**Work instructions:** Return the number of lines that include the string "FIBERID", without any other text.

====== Given records

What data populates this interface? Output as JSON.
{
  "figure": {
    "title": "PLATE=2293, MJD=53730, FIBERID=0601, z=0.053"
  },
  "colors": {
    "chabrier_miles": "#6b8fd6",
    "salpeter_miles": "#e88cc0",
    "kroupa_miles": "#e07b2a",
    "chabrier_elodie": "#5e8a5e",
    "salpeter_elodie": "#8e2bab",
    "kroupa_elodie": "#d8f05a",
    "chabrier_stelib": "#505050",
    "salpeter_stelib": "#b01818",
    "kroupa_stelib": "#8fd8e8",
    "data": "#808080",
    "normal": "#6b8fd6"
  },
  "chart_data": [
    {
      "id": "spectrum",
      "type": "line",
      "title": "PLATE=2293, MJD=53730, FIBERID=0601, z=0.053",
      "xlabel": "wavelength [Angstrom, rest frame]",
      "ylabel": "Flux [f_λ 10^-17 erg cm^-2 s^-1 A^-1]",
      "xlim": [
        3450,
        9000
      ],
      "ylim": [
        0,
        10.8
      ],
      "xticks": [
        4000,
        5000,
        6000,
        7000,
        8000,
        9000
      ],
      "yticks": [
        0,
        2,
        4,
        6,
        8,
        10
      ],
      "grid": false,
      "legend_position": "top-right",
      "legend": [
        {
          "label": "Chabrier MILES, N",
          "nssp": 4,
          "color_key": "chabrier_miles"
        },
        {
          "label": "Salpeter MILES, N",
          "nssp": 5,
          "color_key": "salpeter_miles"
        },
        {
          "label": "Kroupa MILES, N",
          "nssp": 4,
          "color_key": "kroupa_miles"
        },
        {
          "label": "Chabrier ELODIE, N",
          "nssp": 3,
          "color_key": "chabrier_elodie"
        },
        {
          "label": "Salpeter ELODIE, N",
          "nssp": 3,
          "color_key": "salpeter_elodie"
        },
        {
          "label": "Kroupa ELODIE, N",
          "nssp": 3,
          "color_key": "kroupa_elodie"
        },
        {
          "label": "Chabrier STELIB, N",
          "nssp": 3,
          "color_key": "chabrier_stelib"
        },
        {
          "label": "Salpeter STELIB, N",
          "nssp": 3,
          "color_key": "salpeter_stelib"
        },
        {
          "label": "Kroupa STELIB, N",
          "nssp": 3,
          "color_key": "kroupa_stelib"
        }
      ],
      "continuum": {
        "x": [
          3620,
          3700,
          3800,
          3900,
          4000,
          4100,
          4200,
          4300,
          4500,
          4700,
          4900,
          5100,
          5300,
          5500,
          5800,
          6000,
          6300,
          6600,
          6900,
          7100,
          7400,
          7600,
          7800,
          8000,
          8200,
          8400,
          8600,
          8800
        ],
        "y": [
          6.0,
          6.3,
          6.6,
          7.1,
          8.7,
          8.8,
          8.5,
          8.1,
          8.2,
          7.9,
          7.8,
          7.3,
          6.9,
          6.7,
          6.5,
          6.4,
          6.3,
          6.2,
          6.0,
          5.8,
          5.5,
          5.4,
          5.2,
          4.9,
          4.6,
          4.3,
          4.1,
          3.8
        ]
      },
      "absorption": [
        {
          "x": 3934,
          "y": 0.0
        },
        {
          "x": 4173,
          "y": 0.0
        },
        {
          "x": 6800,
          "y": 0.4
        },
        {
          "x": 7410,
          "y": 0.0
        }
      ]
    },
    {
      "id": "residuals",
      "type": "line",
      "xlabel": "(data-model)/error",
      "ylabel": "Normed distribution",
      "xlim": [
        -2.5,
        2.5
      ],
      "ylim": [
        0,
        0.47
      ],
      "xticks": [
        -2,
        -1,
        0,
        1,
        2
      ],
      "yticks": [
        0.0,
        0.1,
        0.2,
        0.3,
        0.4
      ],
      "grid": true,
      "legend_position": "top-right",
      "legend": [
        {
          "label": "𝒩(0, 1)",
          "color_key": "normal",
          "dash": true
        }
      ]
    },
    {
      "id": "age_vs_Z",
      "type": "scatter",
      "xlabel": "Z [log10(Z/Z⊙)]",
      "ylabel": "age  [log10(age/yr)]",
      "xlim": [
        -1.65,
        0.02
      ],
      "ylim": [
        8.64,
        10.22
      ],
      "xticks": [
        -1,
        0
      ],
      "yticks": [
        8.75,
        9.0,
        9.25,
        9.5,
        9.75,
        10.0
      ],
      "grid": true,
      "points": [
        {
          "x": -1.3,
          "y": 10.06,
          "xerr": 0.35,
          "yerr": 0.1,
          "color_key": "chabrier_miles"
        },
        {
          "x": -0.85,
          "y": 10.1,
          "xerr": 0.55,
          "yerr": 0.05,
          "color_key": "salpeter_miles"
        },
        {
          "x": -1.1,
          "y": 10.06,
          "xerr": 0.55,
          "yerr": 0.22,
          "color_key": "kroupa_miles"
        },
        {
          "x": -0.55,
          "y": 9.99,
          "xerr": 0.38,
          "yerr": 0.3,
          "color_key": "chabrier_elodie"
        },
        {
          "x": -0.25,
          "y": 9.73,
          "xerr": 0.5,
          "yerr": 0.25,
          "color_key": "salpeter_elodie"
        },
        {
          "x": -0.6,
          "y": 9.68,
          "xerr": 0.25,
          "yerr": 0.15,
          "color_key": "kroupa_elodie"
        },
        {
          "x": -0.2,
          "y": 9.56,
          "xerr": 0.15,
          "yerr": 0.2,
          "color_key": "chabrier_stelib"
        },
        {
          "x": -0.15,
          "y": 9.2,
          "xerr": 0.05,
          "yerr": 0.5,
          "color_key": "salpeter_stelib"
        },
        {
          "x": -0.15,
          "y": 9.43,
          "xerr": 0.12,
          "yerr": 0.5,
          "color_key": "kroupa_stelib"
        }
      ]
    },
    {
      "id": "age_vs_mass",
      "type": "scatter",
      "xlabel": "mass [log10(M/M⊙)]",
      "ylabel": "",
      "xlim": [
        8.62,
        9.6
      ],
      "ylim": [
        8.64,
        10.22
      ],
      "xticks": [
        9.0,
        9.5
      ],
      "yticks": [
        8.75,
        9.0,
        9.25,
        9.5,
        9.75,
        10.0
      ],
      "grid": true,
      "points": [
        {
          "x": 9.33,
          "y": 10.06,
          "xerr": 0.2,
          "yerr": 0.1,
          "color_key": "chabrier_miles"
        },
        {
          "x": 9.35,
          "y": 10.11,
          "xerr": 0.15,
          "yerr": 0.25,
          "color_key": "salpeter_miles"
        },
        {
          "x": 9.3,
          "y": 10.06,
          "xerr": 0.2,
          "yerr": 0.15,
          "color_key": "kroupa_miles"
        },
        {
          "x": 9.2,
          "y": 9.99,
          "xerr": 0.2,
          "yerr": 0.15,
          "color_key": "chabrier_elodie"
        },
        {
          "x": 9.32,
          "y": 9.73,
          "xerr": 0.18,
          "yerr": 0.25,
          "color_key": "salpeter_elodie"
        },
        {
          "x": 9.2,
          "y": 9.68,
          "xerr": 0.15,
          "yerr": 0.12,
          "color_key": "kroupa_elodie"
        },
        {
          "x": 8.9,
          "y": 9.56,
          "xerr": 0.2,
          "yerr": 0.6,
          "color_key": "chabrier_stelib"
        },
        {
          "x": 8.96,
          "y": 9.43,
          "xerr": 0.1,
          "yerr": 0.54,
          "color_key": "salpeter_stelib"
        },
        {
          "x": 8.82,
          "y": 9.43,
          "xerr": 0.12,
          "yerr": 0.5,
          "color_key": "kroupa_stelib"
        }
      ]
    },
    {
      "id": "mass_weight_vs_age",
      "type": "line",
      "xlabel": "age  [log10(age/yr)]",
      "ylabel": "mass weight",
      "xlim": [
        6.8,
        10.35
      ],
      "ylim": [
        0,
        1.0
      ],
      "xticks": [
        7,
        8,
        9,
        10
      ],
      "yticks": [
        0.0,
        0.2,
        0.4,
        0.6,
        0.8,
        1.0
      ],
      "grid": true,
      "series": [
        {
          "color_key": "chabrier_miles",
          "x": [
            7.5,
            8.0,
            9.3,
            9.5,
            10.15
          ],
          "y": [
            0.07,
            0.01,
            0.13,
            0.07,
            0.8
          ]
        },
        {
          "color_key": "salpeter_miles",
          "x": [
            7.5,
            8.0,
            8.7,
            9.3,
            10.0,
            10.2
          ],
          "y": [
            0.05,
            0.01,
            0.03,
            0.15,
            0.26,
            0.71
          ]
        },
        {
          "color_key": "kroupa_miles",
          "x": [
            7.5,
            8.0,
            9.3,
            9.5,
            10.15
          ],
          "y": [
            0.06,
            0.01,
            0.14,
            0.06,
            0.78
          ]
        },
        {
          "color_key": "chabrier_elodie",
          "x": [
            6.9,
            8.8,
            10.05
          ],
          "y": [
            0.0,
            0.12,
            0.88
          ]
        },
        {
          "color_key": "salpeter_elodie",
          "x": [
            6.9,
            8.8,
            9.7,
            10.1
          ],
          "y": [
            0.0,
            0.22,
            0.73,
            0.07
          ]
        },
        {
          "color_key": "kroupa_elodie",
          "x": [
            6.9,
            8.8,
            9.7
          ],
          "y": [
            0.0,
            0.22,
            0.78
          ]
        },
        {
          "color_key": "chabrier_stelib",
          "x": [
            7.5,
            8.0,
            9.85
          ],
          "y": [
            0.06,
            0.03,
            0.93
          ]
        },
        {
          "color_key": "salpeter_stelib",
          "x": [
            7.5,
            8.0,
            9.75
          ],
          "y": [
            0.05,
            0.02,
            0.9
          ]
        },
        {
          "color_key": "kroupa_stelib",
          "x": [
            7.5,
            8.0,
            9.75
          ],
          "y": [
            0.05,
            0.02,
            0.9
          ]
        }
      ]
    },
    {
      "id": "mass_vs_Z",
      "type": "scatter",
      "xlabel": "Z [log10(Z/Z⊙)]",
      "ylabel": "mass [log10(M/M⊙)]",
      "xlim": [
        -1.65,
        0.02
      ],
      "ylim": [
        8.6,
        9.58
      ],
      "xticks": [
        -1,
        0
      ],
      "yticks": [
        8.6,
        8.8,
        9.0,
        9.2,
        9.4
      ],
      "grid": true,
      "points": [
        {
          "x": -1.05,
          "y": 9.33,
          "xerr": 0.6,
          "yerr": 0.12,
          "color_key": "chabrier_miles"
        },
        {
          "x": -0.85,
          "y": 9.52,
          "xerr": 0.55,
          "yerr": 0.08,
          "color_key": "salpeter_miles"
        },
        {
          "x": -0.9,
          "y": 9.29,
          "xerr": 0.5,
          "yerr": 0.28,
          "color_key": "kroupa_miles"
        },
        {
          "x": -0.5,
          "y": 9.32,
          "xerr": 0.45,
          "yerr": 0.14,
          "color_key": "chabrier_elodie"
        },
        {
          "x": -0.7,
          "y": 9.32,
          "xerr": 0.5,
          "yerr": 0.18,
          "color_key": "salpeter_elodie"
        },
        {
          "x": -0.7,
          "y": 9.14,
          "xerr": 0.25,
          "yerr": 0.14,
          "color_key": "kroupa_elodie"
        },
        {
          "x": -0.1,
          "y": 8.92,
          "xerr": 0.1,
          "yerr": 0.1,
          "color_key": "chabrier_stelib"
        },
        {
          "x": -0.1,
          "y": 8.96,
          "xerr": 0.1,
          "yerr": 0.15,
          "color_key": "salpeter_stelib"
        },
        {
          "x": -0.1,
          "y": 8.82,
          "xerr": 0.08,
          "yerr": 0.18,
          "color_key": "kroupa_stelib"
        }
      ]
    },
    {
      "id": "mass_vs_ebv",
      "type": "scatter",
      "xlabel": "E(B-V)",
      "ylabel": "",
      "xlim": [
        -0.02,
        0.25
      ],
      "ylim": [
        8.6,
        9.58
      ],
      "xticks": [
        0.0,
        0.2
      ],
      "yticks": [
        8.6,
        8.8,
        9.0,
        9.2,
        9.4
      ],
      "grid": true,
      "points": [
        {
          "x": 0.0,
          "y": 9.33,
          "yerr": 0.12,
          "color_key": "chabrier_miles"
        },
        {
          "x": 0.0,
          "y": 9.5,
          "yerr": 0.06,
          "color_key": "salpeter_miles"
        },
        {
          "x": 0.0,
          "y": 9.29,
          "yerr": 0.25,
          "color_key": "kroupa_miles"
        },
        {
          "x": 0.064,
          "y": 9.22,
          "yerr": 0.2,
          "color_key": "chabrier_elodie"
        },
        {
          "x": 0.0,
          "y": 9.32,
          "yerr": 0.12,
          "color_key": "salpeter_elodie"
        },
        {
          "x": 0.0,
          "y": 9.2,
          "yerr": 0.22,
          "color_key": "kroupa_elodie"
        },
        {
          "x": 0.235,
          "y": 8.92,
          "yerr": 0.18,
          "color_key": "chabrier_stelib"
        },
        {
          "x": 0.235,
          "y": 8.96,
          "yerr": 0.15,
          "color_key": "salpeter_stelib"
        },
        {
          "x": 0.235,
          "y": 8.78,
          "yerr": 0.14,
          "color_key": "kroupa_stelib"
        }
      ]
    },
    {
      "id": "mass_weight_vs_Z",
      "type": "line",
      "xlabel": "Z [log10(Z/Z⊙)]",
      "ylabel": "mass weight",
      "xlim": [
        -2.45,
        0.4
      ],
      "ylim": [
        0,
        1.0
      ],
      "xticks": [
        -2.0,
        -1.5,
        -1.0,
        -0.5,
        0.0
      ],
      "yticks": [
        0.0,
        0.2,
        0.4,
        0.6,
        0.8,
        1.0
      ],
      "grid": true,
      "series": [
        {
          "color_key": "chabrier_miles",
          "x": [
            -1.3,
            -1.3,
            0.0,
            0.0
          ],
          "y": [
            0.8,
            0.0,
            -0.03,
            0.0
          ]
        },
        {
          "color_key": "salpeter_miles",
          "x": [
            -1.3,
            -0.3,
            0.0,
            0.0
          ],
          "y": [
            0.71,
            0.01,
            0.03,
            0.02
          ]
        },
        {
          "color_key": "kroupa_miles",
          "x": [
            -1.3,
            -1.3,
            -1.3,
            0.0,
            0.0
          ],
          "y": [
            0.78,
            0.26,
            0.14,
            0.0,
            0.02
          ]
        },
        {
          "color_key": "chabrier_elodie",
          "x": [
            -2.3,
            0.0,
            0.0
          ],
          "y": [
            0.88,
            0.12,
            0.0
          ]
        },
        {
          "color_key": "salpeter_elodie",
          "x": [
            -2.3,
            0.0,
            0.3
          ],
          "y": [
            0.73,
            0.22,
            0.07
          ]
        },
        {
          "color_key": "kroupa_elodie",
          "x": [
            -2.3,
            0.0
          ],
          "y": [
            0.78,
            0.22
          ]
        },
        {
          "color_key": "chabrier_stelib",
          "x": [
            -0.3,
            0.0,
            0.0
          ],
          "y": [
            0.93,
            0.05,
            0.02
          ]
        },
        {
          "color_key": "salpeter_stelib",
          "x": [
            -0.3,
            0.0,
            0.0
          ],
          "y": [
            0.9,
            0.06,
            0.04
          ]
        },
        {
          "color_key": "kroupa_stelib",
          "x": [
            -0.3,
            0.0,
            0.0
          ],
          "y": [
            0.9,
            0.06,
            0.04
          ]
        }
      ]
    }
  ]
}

============

**The solution:** 2